● DATA SUPPLIED
————

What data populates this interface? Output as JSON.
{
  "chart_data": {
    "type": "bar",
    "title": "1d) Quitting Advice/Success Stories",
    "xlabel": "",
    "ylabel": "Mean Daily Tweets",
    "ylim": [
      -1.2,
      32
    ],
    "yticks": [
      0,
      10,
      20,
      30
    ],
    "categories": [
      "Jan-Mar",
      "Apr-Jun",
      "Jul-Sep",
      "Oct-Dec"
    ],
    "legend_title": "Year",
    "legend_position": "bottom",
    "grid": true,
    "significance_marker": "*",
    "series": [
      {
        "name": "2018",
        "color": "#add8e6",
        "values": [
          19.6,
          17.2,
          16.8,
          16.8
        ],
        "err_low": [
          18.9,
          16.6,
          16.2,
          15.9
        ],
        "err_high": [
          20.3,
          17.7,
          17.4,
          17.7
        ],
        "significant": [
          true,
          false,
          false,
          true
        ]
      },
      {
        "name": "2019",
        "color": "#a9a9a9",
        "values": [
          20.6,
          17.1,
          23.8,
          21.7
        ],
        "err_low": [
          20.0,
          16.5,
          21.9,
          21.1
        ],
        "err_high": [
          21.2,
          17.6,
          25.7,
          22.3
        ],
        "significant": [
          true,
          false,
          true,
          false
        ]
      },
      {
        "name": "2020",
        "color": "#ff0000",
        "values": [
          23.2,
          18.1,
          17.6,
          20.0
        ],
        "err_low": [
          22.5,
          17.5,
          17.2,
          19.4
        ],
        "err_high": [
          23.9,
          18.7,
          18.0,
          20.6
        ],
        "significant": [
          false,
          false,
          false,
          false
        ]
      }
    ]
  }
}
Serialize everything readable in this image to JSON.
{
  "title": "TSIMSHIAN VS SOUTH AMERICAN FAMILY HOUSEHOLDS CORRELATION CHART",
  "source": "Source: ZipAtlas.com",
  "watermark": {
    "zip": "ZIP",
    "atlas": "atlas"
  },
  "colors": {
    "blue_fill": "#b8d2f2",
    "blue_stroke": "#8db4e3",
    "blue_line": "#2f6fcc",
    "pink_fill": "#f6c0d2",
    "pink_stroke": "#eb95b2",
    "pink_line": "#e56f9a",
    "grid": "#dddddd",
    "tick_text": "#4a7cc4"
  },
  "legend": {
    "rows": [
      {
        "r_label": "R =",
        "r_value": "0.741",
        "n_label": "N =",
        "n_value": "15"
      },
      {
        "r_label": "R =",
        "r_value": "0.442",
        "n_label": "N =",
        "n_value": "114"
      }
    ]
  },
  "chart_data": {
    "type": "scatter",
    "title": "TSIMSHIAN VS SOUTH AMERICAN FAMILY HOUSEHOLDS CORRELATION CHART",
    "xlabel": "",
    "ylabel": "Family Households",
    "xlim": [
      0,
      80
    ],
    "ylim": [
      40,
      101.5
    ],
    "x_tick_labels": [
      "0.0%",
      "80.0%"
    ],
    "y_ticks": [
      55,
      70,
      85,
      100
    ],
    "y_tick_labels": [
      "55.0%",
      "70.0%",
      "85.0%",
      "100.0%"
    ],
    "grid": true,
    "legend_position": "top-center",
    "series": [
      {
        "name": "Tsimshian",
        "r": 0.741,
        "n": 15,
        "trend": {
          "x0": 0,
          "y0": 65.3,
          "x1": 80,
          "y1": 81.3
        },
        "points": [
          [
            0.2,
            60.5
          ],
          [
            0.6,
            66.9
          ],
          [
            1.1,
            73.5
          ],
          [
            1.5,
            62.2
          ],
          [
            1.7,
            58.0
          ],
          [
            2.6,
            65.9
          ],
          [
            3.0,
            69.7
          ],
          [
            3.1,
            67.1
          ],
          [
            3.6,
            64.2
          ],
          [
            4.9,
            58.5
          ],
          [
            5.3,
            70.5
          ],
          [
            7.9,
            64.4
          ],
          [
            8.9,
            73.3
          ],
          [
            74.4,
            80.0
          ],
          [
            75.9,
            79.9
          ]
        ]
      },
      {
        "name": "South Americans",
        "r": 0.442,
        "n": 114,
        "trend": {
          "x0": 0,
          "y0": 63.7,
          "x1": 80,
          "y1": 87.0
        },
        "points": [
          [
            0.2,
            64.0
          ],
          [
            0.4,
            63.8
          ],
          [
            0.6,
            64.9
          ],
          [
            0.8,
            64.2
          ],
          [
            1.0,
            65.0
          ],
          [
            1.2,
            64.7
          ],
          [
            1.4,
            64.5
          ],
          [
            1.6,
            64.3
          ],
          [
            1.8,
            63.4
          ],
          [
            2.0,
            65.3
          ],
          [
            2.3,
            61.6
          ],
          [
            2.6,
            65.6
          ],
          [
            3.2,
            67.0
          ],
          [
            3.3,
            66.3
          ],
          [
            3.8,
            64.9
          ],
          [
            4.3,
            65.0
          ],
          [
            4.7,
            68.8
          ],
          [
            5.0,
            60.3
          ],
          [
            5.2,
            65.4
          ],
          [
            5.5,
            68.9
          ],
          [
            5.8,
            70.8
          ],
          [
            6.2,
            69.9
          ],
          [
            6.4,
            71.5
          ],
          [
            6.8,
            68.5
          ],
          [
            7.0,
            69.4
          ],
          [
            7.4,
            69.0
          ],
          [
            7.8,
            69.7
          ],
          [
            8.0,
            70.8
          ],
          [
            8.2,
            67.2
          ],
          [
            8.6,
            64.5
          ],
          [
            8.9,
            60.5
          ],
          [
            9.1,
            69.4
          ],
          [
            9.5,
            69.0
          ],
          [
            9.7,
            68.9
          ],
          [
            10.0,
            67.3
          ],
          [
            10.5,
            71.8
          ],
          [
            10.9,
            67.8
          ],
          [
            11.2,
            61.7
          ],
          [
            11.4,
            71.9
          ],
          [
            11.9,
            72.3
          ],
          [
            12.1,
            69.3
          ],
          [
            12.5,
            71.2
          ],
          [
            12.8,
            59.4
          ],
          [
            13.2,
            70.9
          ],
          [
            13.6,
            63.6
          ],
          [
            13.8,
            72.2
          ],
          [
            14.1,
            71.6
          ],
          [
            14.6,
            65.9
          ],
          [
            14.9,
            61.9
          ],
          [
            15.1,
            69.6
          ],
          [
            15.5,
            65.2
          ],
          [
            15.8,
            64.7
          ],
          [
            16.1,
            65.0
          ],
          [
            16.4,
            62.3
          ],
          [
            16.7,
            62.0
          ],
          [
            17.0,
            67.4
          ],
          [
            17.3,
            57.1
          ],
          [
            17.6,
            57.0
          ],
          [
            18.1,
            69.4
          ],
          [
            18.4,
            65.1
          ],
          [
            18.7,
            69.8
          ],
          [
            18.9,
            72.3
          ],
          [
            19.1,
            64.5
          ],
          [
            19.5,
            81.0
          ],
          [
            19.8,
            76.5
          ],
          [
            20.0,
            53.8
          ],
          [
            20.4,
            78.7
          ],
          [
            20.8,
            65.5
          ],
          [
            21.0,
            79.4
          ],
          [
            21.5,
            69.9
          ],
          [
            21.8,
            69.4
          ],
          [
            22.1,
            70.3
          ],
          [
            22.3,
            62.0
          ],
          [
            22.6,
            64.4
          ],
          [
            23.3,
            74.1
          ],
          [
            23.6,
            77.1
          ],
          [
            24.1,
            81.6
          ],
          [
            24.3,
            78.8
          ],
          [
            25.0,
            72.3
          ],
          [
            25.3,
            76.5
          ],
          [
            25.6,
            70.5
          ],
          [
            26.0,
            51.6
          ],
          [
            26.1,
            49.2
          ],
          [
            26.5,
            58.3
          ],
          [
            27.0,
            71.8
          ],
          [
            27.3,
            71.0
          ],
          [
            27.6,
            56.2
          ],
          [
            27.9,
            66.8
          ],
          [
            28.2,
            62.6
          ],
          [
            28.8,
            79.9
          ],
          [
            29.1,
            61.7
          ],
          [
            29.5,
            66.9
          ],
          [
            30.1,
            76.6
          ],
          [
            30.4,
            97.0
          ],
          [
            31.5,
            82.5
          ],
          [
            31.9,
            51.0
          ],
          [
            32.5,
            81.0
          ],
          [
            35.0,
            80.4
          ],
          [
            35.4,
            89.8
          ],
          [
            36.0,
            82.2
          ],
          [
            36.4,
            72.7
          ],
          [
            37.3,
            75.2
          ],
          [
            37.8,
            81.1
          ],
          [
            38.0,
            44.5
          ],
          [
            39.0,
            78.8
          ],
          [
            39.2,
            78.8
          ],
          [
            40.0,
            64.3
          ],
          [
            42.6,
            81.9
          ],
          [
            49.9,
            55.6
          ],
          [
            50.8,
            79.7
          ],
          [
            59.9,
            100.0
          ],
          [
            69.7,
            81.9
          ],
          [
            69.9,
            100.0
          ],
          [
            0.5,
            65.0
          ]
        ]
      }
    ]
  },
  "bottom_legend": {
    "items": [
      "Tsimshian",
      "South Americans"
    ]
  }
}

————

● TO DO
Filter the data for the string "JSON" and copy every line that has it.

● COMPLETED EXERCISE
What data populates this interface? Output as JSON.
Serialize everything readable in this image to JSON.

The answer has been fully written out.